* Start Excerpted data *

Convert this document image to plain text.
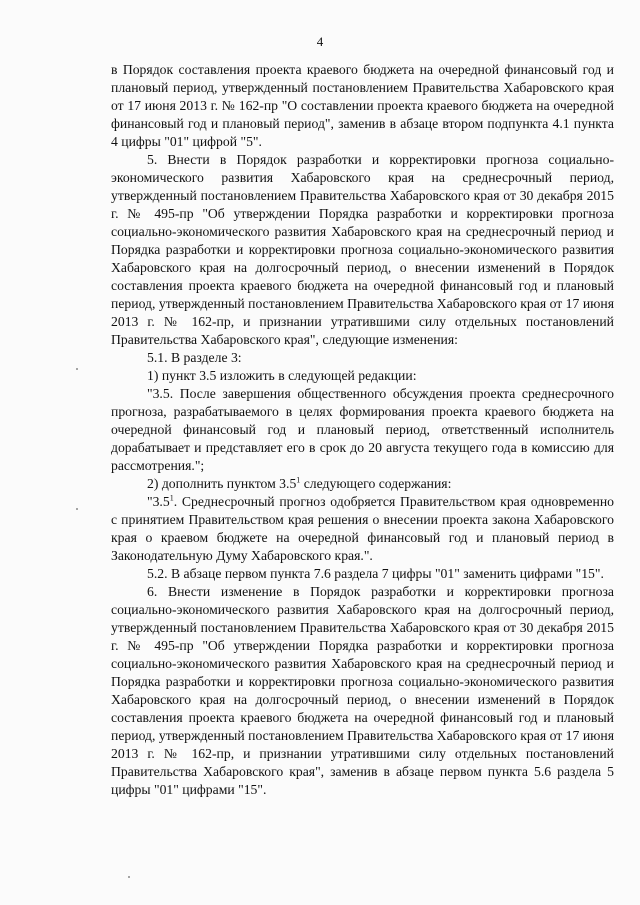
4

в Порядок составления проекта краевого бюджета на очередной финансовый год и плановый период, утвержденный постановлением Правительства Хабаровского края от 17 июня 2013 г. № 162-пр "О составлении проекта краевого бюджета на очередной финансовый год и плановый период", заменив в абзаце втором подпункта 4.1 пункта 4 цифры "01" цифрой "5".

5. Внести в Порядок разработки и корректировки прогноза социально-экономического развития Хабаровского края на среднесрочный период, утвержденный постановлением Правительства Хабаровского края от 30 декабря 2015 г. № 495-пр "Об утверждении Порядка разработки и корректировки прогноза социально-экономического развития Хабаровского края на среднесрочный период и Порядка разработки и корректировки прогноза социально-экономического развития Хабаровского края на долгосрочный период, о внесении изменений в Порядок составления проекта краевого бюджета на очередной финансовый год и плановый период, утвержденный постановлением Правительства Хабаровского края от 17 июня 2013 г. № 162-пр, и признании утратившими силу отдельных постановлений Правительства Хабаровского края", следующие изменения:

5.1. В разделе 3:

1) пункт 3.5 изложить в следующей редакции:

"3.5. После завершения общественного обсуждения проекта среднесрочного прогноза, разрабатываемого в целях формирования проекта краевого бюджета на очередной финансовый год и плановый период, ответственный исполнитель дорабатывает и представляет его в срок до 20 августа текущего года в комиссию для рассмотрения.";

2) дополнить пунктом $3.5^1$ следующего содержания:

"$3.5^1$. Среднесрочный прогноз одобряется Правительством края одновременно с принятием Правительством края решения о внесении проекта закона Хабаровского края о краевом бюджете на очередной финансовый год и плановый период в Законодательную Думу Хабаровского края.".

5.2. В абзаце первом пункта 7.6 раздела 7 цифры "01" заменить цифрами "15".

6. Внести изменение в Порядок разработки и корректировки прогноза социально-экономического развития Хабаровского края на долгосрочный период, утвержденный постановлением Правительства Хабаровского края от 30 декабря 2015 г. № 495-пр "Об утверждении Порядка разработки и корректировки прогноза социально-экономического развития Хабаровского края на среднесрочный период и Порядка разработки и корректировки прогноза социально-экономического развития Хабаровского края на долгосрочный период, о внесении изменений в Порядок составления проекта краевого бюджета на очередной финансовый год и плановый период, утвержденный постановлением Правительства Хабаровского края от 17 июня 2013 г. № 162-пр, и признании утратившими силу отдельных постановлений Правительства Хабаровского края", заменив в абзаце первом пункта 5.6 раздела 5 цифры "01" цифрами "15".
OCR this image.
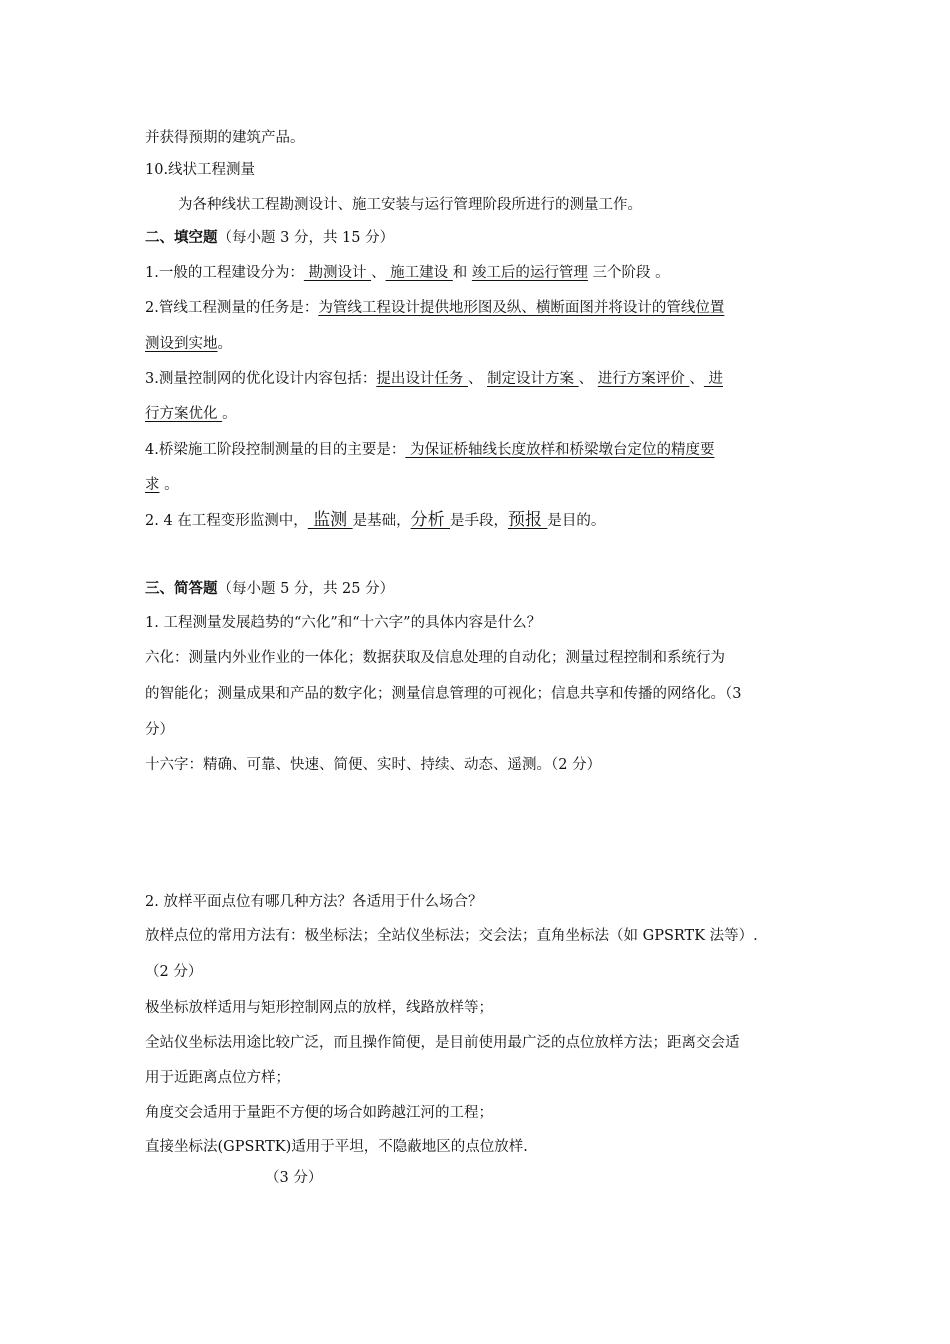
并获得预期的建筑产品。
10.线状工程测量
为各种线状工程勘测设计、施工安装与运行管理阶段所进行的测量工作。
二、填空题（每小题 3 分，共 15 分）
1.一般的工程建设分为： 勘测设计 、 施工建设 和 竣工后的运行管理 三个阶段 。
2.管线工程测量的任务是：为管线工程设计提供地形图及纵、横断面图并将设计的管线位置
测设到实地。
3.测量控制网的优化设计内容包括：提出设计任务 、 制定设计方案 、 进行方案评价 、 进
行方案优化 。
4.桥梁施工阶段控制测量的目的主要是： 为保证桥轴线长度放样和桥梁墩台定位的精度要
求 。
2. 4 在工程变形监测中， 监测 是基础，分析 是手段，预报 是目的。
三、简答题（每小题 5 分，共 25 分）
1. 工程测量发展趋势的“六化”和“十六字”的具体内容是什么？
六化：测量内外业作业的一体化；数据获取及信息处理的自动化；测量过程控制和系统行为
的智能化；测量成果和产品的数字化；测量信息管理的可视化；信息共享和传播的网络化。（3
分）
十六字：精确、可靠、快速、简便、实时、持续、动态、遥测。（2 分）
2. 放样平面点位有哪几种方法？各适用于什么场合？
放样点位的常用方法有：极坐标法；全站仪坐标法；交会法；直角坐标法（如 GPSRTK 法等）.
（2 分）
极坐标放样适用与矩形控制网点的放样，线路放样等；
全站仪坐标法用途比较广泛，而且操作简便，是目前使用最广泛的点位放样方法；距离交会适
用于近距离点位方样；
角度交会适用于量距不方便的场合如跨越江河的工程；
直接坐标法(GPSRTK)适用于平坦，不隐蔽地区的点位放样.
（3 分）
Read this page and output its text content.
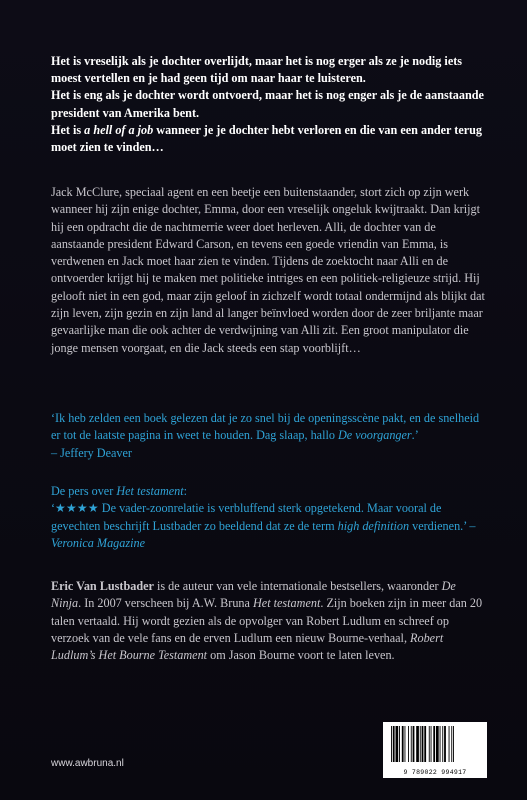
Het is vreselijk als je dochter overlijdt, maar het is nog erger als ze je nodig iets moest vertellen en je had geen tijd om naar haar te luisteren.

Het is eng als je dochter wordt ontvoerd, maar het is nog enger als je de aanstaande president van Amerika bent.

Het is a hell of a job wanneer je je dochter hebt verloren en die van een ander terug moet zien te vinden…

Jack McClure, speciaal agent en een beetje een buitenstaander, stort zich op zijn werk wanneer hij zijn enige dochter, Emma, door een vreselijk ongeluk kwijtraakt. Dan krijgt hij een opdracht die de nachtmerrie weer doet herleven. Alli, de dochter van de aanstaande president Edward Carson, en tevens een goede vriendin van Emma, is verdwenen en Jack moet haar zien te vinden. Tijdens de zoektocht naar Alli en de ontvoerder krijgt hij te maken met politieke intriges en een politiek-religieuze strijd. Hij gelooft niet in een god, maar zijn geloof in zichzelf wordt totaal ondermijnd als blijkt dat zijn leven, zijn gezin en zijn land al langer beïnvloed worden door de zeer briljante maar gevaarlijke man die ook achter de verdwijning van Alli zit. Een groot manipulator die jonge mensen voorgaat, en die Jack steeds een stap voorblijft…

‘Ik heb zelden een boek gelezen dat je zo snel bij de openingsscène pakt, en de snelheid er tot de laatste pagina in weet te houden. Dag slaap, hallo De voorganger.’

– Jeffery Deaver

De pers over Het testament:

‘★★★★ De vader-zoonrelatie is verbluffend sterk opgetekend. Maar vooral de gevechten beschrijft Lustbader zo beeldend dat ze de term high definition verdienen.’ – Veronica Magazine

Eric Van Lustbader is de auteur van vele internationale bestsellers, waaronder De Ninja. In 2007 verscheen bij A.W. Bruna Het testament. Zijn boeken zijn in meer dan 20 talen vertaald. Hij wordt gezien als de opvolger van Robert Ludlum en schreef op verzoek van de vele fans en de erven Ludlum een nieuw Bourne-verhaal, Robert Ludlum’s Het Bourne Testament om Jason Bourne voort te laten leven.

www.awbruna.nl
9 789022 994917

* End Excerpted data *

● **Goal**
Return the listing above in full and without alteration, excluding its pictures.

● **Result of this task**
Convert this document image to plain text.
4

в Порядок составления проекта краевого бюджета на очередной финансовый год и плановый период, утвержденный постановлением Правительства Хабаровского края от 17 июня 2013 г. № 162-пр "О составлении проекта краевого бюджета на очередной финансовый год и плановый период", заменив в абзаце втором подпункта 4.1 пункта 4 цифры "01" цифрой "5".

5. Внести в Порядок разработки и корректировки прогноза социально-экономического развития Хабаровского края на среднесрочный период, утвержденный постановлением Правительства Хабаровского края от 30 декабря 2015 г. № 495-пр "Об утверждении Порядка разработки и корректировки прогноза социально-экономического развития Хабаровского края на среднесрочный период и Порядка разработки и корректировки прогноза социально-экономического развития Хабаровского края на долгосрочный период, о внесении изменений в Порядок составления проекта краевого бюджета на очередной финансовый год и плановый период, утвержденный постановлением Правительства Хабаровского края от 17 июня 2013 г. № 162-пр, и признании утратившими силу отдельных постановлений Правительства Хабаровского края", следующие изменения:

5.1. В разделе 3:

1) пункт 3.5 изложить в следующей редакции:

"3.5. После завершения общественного обсуждения проекта среднесрочного прогноза, разрабатываемого в целях формирования проекта краевого бюджета на очередной финансовый год и плановый период, ответственный исполнитель дорабатывает и представляет его в срок до 20 августа текущего года в комиссию для рассмотрения.";

2) дополнить пунктом $3.5^1$ следующего содержания:

"$3.5^1$. Среднесрочный прогноз одобряется Правительством края одновременно с принятием Правительством края решения о внесении проекта закона Хабаровского края о краевом бюджете на очередной финансовый год и плановый период в Законодательную Думу Хабаровского края.".

5.2. В абзаце первом пункта 7.6 раздела 7 цифры "01" заменить цифрами "15".

6. Внести изменение в Порядок разработки и корректировки прогноза социально-экономического развития Хабаровского края на долгосрочный период, утвержденный постановлением Правительства Хабаровского края от 30 декабря 2015 г. № 495-пр "Об утверждении Порядка разработки и корректировки прогноза социально-экономического развития Хабаровского края на среднесрочный период и Порядка разработки и корректировки прогноза социально-экономического развития Хабаровского края на долгосрочный период, о внесении изменений в Порядок составления проекта краевого бюджета на очередной финансовый год и плановый период, утвержденный постановлением Правительства Хабаровского края от 17 июня 2013 г. № 162-пр, и признании утратившими силу отдельных постановлений Правительства Хабаровского края", заменив в абзаце первом пункта 5.6 раздела 5 цифры "01" цифрами "15".
OCR this image.
并获得预期的建筑产品。
10.线状工程测量
为各种线状工程勘测设计、施工安装与运行管理阶段所进行的测量工作。
二、填空题（每小题 3 分，共 15 分）
1.一般的工程建设分为： 勘测设计 、 施工建设 和 竣工后的运行管理 三个阶段 。
2.管线工程测量的任务是：为管线工程设计提供地形图及纵、横断面图并将设计的管线位置
测设到实地。
3.测量控制网的优化设计内容包括：提出设计任务 、 制定设计方案 、 进行方案评价 、 进
行方案优化 。
4.桥梁施工阶段控制测量的目的主要是： 为保证桥轴线长度放样和桥梁墩台定位的精度要
求 。
2. 4 在工程变形监测中， 监测 是基础，分析 是手段，预报 是目的。
三、简答题（每小题 5 分，共 25 分）
1. 工程测量发展趋势的“六化”和“十六字”的具体内容是什么？
六化：测量内外业作业的一体化；数据获取及信息处理的自动化；测量过程控制和系统行为
的智能化；测量成果和产品的数字化；测量信息管理的可视化；信息共享和传播的网络化。（3
分）
十六字：精确、可靠、快速、简便、实时、持续、动态、遥测。（2 分）
2. 放样平面点位有哪几种方法？各适用于什么场合？
放样点位的常用方法有：极坐标法；全站仪坐标法；交会法；直角坐标法（如 GPSRTK 法等）.
（2 分）
极坐标放样适用与矩形控制网点的放样，线路放样等；
全站仪坐标法用途比较广泛，而且操作简便，是目前使用最广泛的点位放样方法；距离交会适
用于近距离点位方样；
角度交会适用于量距不方便的场合如跨越江河的工程；
直接坐标法(GPSRTK)适用于平坦，不隐蔽地区的点位放样.
（3 分）
Read this page and output its text content.
Het is vreselijk als je dochter overlijdt, maar het is nog erger als ze je nodig iets moest vertellen en je had geen tijd om naar haar te luisteren.

Het is eng als je dochter wordt ontvoerd, maar het is nog enger als je de aanstaande president van Amerika bent.

Het is a hell of a job wanneer je je dochter hebt verloren en die van een ander terug moet zien te vinden…

Jack McClure, speciaal agent en een beetje een buitenstaander, stort zich op zijn werk wanneer hij zijn enige dochter, Emma, door een vreselijk ongeluk kwijtraakt. Dan krijgt hij een opdracht die de nachtmerrie weer doet herleven. Alli, de dochter van de aanstaande president Edward Carson, en tevens een goede vriendin van Emma, is verdwenen en Jack moet haar zien te vinden. Tijdens de zoektocht naar Alli en de ontvoerder krijgt hij te maken met politieke intriges en een politiek-religieuze strijd. Hij gelooft niet in een god, maar zijn geloof in zichzelf wordt totaal ondermijnd als blijkt dat zijn leven, zijn gezin en zijn land al langer beïnvloed worden door de zeer briljante maar gevaarlijke man die ook achter de verdwijning van Alli zit. Een groot manipulator die jonge mensen voorgaat, en die Jack steeds een stap voorblijft…

‘Ik heb zelden een boek gelezen dat je zo snel bij de openingsscène pakt, en de snelheid er tot de laatste pagina in weet te houden. Dag slaap, hallo De voorganger.’

– Jeffery Deaver

De pers over Het testament:

‘★★★★ De vader-zoonrelatie is verbluffend sterk opgetekend. Maar vooral de gevechten beschrijft Lustbader zo beeldend dat ze de term high definition verdienen.’ – Veronica Magazine

Eric Van Lustbader is de auteur van vele internationale bestsellers, waaronder De Ninja. In 2007 verscheen bij A.W. Bruna Het testament. Zijn boeken zijn in meer dan 20 talen vertaald. Hij wordt gezien als de opvolger van Robert Ludlum en schreef op verzoek van de vele fans en de erven Ludlum een nieuw Bourne-verhaal, Robert Ludlum’s Het Bourne Testament om Jason Bourne voort te laten leven.

www.awbruna.nl
9 789022 994917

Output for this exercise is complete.